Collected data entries

--------

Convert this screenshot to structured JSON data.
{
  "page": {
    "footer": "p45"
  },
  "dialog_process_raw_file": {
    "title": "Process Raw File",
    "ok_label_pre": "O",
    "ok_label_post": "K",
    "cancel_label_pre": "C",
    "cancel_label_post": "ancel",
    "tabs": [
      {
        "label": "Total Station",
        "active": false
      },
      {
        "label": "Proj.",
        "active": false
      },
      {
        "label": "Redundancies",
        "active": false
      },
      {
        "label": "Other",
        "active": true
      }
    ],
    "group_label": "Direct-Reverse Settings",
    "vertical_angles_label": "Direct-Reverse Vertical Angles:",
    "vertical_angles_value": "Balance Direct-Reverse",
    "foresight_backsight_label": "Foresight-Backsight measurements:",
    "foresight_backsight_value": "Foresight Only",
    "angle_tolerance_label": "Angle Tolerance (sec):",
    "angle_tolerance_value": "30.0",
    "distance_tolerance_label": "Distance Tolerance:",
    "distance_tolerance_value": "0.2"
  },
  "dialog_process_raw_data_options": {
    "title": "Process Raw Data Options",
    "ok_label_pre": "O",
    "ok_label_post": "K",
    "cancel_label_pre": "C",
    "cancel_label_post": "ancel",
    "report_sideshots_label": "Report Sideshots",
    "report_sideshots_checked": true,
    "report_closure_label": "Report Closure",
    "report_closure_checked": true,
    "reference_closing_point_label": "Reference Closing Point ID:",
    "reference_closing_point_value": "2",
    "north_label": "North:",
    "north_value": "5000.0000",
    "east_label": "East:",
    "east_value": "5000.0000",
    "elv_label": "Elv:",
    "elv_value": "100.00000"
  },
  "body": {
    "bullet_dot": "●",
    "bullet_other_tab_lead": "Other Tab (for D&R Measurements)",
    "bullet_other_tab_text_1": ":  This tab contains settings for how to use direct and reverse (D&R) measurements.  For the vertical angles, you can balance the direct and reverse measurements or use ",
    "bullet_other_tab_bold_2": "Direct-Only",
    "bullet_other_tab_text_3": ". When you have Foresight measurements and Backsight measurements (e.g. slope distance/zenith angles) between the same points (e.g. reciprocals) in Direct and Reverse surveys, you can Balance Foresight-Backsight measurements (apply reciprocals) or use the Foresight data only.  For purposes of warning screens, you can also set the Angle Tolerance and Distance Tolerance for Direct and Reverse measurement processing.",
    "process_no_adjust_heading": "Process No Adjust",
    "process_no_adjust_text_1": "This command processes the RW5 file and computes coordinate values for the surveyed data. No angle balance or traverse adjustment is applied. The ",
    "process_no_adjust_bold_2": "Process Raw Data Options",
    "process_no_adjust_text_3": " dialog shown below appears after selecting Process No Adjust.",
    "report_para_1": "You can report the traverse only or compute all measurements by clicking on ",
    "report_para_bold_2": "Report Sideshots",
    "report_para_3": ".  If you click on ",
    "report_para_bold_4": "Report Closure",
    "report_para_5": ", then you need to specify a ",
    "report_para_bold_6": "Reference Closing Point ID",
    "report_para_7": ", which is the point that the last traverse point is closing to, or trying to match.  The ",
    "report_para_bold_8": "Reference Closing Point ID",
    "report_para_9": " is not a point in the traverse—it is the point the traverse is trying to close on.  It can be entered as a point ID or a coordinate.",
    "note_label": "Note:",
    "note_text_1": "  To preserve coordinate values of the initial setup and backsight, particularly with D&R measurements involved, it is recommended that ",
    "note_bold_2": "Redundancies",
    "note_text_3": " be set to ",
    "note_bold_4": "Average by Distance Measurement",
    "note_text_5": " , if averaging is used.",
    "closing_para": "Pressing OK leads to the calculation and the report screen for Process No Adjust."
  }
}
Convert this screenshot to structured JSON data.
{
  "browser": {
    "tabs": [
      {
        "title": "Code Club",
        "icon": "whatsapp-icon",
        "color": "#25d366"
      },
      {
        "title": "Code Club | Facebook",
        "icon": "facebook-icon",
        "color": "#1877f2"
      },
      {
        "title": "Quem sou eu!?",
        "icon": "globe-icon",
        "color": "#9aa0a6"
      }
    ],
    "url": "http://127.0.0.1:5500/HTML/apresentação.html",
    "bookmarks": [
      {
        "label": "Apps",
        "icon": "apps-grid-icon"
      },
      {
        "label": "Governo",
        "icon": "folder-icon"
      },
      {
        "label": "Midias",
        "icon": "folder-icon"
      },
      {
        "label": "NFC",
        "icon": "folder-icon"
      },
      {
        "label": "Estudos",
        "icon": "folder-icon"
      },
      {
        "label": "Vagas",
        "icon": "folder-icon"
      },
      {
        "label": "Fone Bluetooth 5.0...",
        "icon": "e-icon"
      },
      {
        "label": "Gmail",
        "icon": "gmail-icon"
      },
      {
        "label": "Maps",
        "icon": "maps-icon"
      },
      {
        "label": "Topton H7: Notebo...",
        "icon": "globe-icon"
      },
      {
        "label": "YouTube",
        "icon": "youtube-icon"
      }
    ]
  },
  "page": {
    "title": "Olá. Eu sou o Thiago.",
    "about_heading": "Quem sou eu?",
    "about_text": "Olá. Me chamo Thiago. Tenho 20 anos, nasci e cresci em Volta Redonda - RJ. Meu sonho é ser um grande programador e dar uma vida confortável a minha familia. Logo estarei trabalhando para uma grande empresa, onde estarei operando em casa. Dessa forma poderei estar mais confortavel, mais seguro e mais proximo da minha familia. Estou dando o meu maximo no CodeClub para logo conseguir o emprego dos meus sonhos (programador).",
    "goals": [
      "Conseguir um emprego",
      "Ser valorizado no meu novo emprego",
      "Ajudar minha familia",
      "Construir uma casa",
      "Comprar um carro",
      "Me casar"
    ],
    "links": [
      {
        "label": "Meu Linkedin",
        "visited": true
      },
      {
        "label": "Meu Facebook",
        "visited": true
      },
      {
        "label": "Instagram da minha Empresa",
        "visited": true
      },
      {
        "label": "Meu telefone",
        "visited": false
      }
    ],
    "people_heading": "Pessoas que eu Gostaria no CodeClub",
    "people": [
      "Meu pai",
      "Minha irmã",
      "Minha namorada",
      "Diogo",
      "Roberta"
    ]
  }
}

--------

[Set problem] Return all of the data word for word.

[Task solution]
Convert this screenshot to structured JSON data.
{
  "page": {
    "footer": "p45"
  },
  "dialog_process_raw_file": {
    "title": "Process Raw File",
    "ok_label_pre": "O",
    "ok_label_post": "K",
    "cancel_label_pre": "C",
    "cancel_label_post": "ancel",
    "tabs": [
      {
        "label": "Total Station",
        "active": false
      },
      {
        "label": "Proj.",
        "active": false
      },
      {
        "label": "Redundancies",
        "active": false
      },
      {
        "label": "Other",
        "active": true
      }
    ],
    "group_label": "Direct-Reverse Settings",
    "vertical_angles_label": "Direct-Reverse Vertical Angles:",
    "vertical_angles_value": "Balance Direct-Reverse",
    "foresight_backsight_label": "Foresight-Backsight measurements:",
    "foresight_backsight_value": "Foresight Only",
    "angle_tolerance_label": "Angle Tolerance (sec):",
    "angle_tolerance_value": "30.0",
    "distance_tolerance_label": "Distance Tolerance:",
    "distance_tolerance_value": "0.2"
  },
  "dialog_process_raw_data_options": {
    "title": "Process Raw Data Options",
    "ok_label_pre": "O",
    "ok_label_post": "K",
    "cancel_label_pre": "C",
    "cancel_label_post": "ancel",
    "report_sideshots_label": "Report Sideshots",
    "report_sideshots_checked": true,
    "report_closure_label": "Report Closure",
    "report_closure_checked": true,
    "reference_closing_point_label": "Reference Closing Point ID:",
    "reference_closing_point_value": "2",
    "north_label": "North:",
    "north_value": "5000.0000",
    "east_label": "East:",
    "east_value": "5000.0000",
    "elv_label": "Elv:",
    "elv_value": "100.00000"
  },
  "body": {
    "bullet_dot": "●",
    "bullet_other_tab_lead": "Other Tab (for D&R Measurements)",
    "bullet_other_tab_text_1": ":  This tab contains settings for how to use direct and reverse (D&R) measurements.  For the vertical angles, you can balance the direct and reverse measurements or use ",
    "bullet_other_tab_bold_2": "Direct-Only",
    "bullet_other_tab_text_3": ". When you have Foresight measurements and Backsight measurements (e.g. slope distance/zenith angles) between the same points (e.g. reciprocals) in Direct and Reverse surveys, you can Balance Foresight-Backsight measurements (apply reciprocals) or use the Foresight data only.  For purposes of warning screens, you can also set the Angle Tolerance and Distance Tolerance for Direct and Reverse measurement processing.",
    "process_no_adjust_heading": "Process No Adjust",
    "process_no_adjust_text_1": "This command processes the RW5 file and computes coordinate values for the surveyed data. No angle balance or traverse adjustment is applied. The ",
    "process_no_adjust_bold_2": "Process Raw Data Options",
    "process_no_adjust_text_3": " dialog shown below appears after selecting Process No Adjust.",
    "report_para_1": "You can report the traverse only or compute all measurements by clicking on ",
    "report_para_bold_2": "Report Sideshots",
    "report_para_3": ".  If you click on ",
    "report_para_bold_4": "Report Closure",
    "report_para_5": ", then you need to specify a ",
    "report_para_bold_6": "Reference Closing Point ID",
    "report_para_7": ", which is the point that the last traverse point is closing to, or trying to match.  The ",
    "report_para_bold_8": "Reference Closing Point ID",
    "report_para_9": " is not a point in the traverse—it is the point the traverse is trying to close on.  It can be entered as a point ID or a coordinate.",
    "note_label": "Note:",
    "note_text_1": "  To preserve coordinate values of the initial setup and backsight, particularly with D&R measurements involved, it is recommended that ",
    "note_bold_2": "Redundancies",
    "note_text_3": " be set to ",
    "note_bold_4": "Average by Distance Measurement",
    "note_text_5": " , if averaging is used.",
    "closing_para": "Pressing OK leads to the calculation and the report screen for Process No Adjust."
  }
}
Convert this screenshot to structured JSON data.
{
  "browser": {
    "tabs": [
      {
        "title": "Code Club",
        "icon": "whatsapp-icon",
        "color": "#25d366"
      },
      {
        "title": "Code Club | Facebook",
        "icon": "facebook-icon",
        "color": "#1877f2"
      },
      {
        "title": "Quem sou eu!?",
        "icon": "globe-icon",
        "color": "#9aa0a6"
      }
    ],
    "url": "http://127.0.0.1:5500/HTML/apresentação.html",
    "bookmarks": [
      {
        "label": "Apps",
        "icon": "apps-grid-icon"
      },
      {
        "label": "Governo",
        "icon": "folder-icon"
      },
      {
        "label": "Midias",
        "icon": "folder-icon"
      },
      {
        "label": "NFC",
        "icon": "folder-icon"
      },
      {
        "label": "Estudos",
        "icon": "folder-icon"
      },
      {
        "label": "Vagas",
        "icon": "folder-icon"
      },
      {
        "label": "Fone Bluetooth 5.0...",
        "icon": "e-icon"
      },
      {
        "label": "Gmail",
        "icon": "gmail-icon"
      },
      {
        "label": "Maps",
        "icon": "maps-icon"
      },
      {
        "label": "Topton H7: Notebo...",
        "icon": "globe-icon"
      },
      {
        "label": "YouTube",
        "icon": "youtube-icon"
      }
    ]
  },
  "page": {
    "title": "Olá. Eu sou o Thiago.",
    "about_heading": "Quem sou eu?",
    "about_text": "Olá. Me chamo Thiago. Tenho 20 anos, nasci e cresci em Volta Redonda - RJ. Meu sonho é ser um grande programador e dar uma vida confortável a minha familia. Logo estarei trabalhando para uma grande empresa, onde estarei operando em casa. Dessa forma poderei estar mais confortavel, mais seguro e mais proximo da minha familia. Estou dando o meu maximo no CodeClub para logo conseguir o emprego dos meus sonhos (programador).",
    "goals": [
      "Conseguir um emprego",
      "Ser valorizado no meu novo emprego",
      "Ajudar minha familia",
      "Construir uma casa",
      "Comprar um carro",
      "Me casar"
    ],
    "links": [
      {
        "label": "Meu Linkedin",
        "visited": true
      },
      {
        "label": "Meu Facebook",
        "visited": true
      },
      {
        "label": "Instagram da minha Empresa",
        "visited": true
      },
      {
        "label": "Meu telefone",
        "visited": false
      }
    ],
    "people_heading": "Pessoas que eu Gostaria no CodeClub",
    "people": [
      "Meu pai",
      "Minha irmã",
      "Minha namorada",
      "Diogo",
      "Roberta"
    ]
  }
}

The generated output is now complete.